- **WHAT TO PRODUCE**:
Write out every entry precisely as given, leaving the pictures out.
--- start EXCERPTED DATA ---
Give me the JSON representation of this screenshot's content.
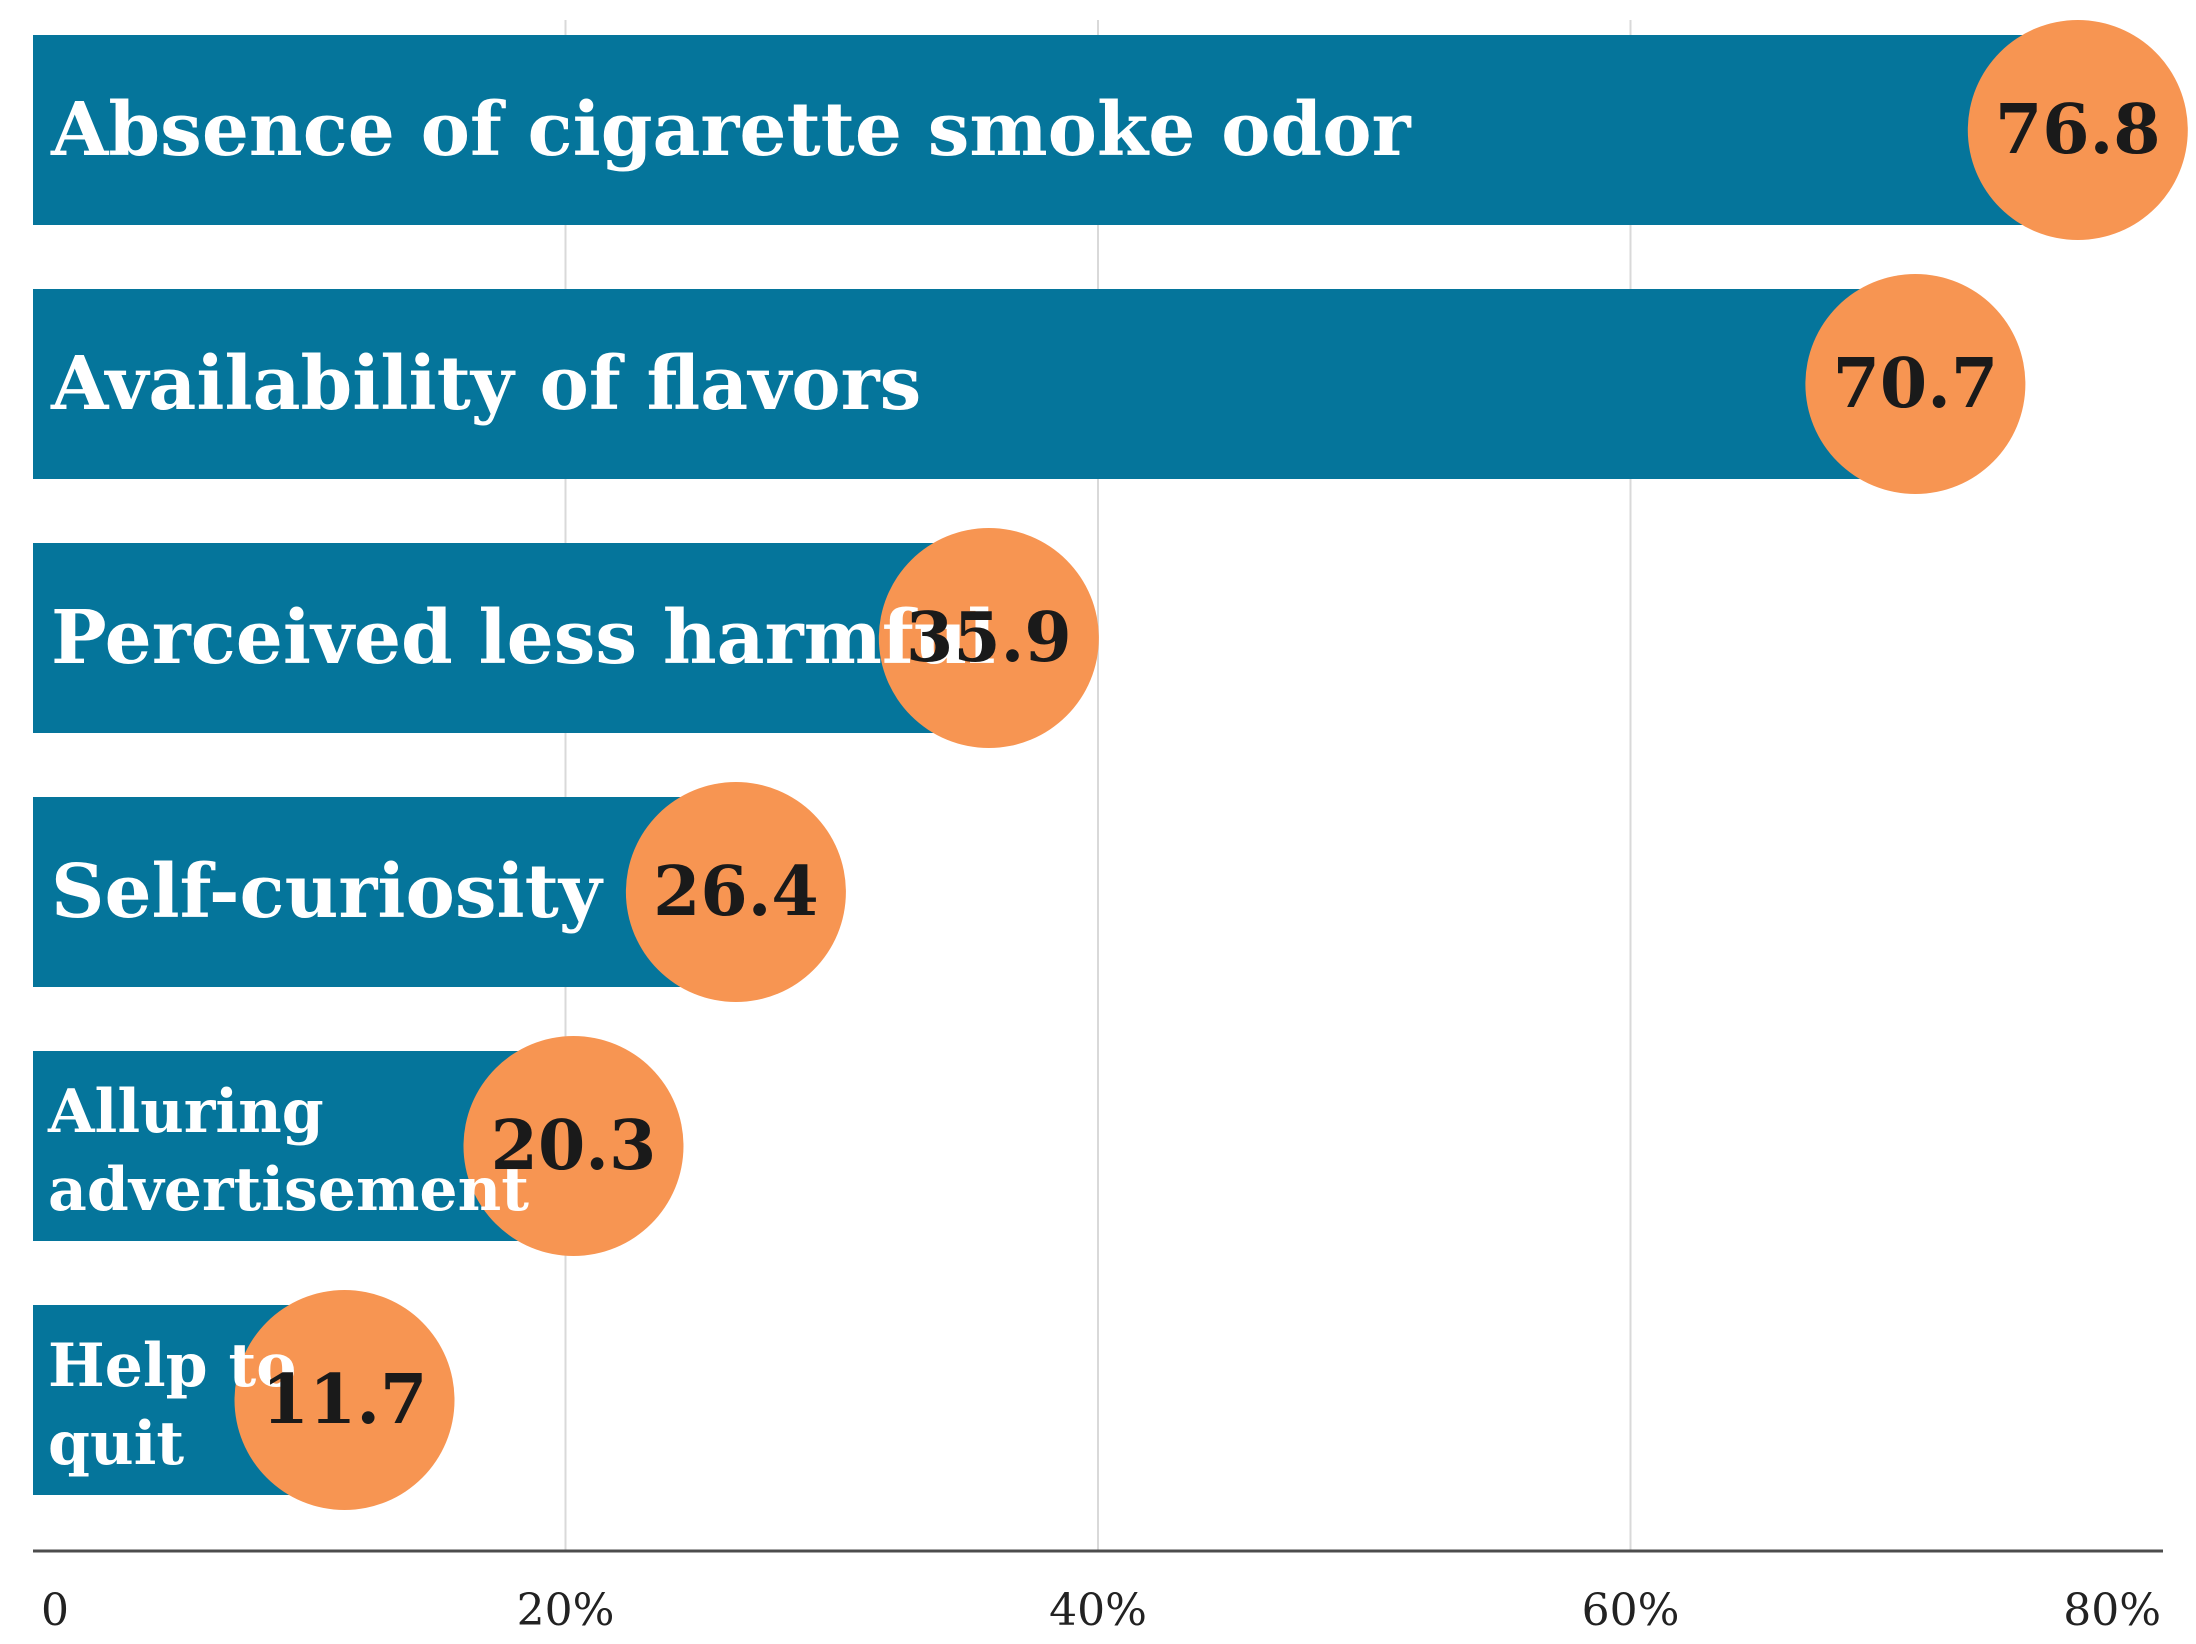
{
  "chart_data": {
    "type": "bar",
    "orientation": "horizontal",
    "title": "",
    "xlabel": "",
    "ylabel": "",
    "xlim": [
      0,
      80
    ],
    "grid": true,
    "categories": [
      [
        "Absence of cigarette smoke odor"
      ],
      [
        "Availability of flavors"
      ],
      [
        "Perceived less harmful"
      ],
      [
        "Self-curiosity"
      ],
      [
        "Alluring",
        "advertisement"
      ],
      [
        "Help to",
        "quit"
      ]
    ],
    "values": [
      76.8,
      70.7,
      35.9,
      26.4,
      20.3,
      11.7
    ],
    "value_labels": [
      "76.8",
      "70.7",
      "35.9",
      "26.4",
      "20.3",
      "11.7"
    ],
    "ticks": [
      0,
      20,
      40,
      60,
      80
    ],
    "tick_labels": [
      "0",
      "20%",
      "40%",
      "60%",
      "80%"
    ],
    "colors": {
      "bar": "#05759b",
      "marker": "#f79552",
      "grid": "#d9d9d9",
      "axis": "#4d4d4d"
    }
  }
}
--- end EXCERPTED DATA ---
- **TASK RESPONSE**:
Give me the JSON representation of this screenshot's content.
{
  "chart_data": {
    "type": "bar",
    "orientation": "horizontal",
    "title": "",
    "xlabel": "",
    "ylabel": "",
    "xlim": [
      0,
      80
    ],
    "grid": true,
    "categories": [
      [
        "Absence of cigarette smoke odor"
      ],
      [
        "Availability of flavors"
      ],
      [
        "Perceived less harmful"
      ],
      [
        "Self-curiosity"
      ],
      [
        "Alluring",
        "advertisement"
      ],
      [
        "Help to",
        "quit"
      ]
    ],
    "values": [
      76.8,
      70.7,
      35.9,
      26.4,
      20.3,
      11.7
    ],
    "value_labels": [
      "76.8",
      "70.7",
      "35.9",
      "26.4",
      "20.3",
      "11.7"
    ],
    "ticks": [
      0,
      20,
      40,
      60,
      80
    ],
    "tick_labels": [
      "0",
      "20%",
      "40%",
      "60%",
      "80%"
    ],
    "colors": {
      "bar": "#05759b",
      "marker": "#f79552",
      "grid": "#d9d9d9",
      "axis": "#4d4d4d"
    }
  }
}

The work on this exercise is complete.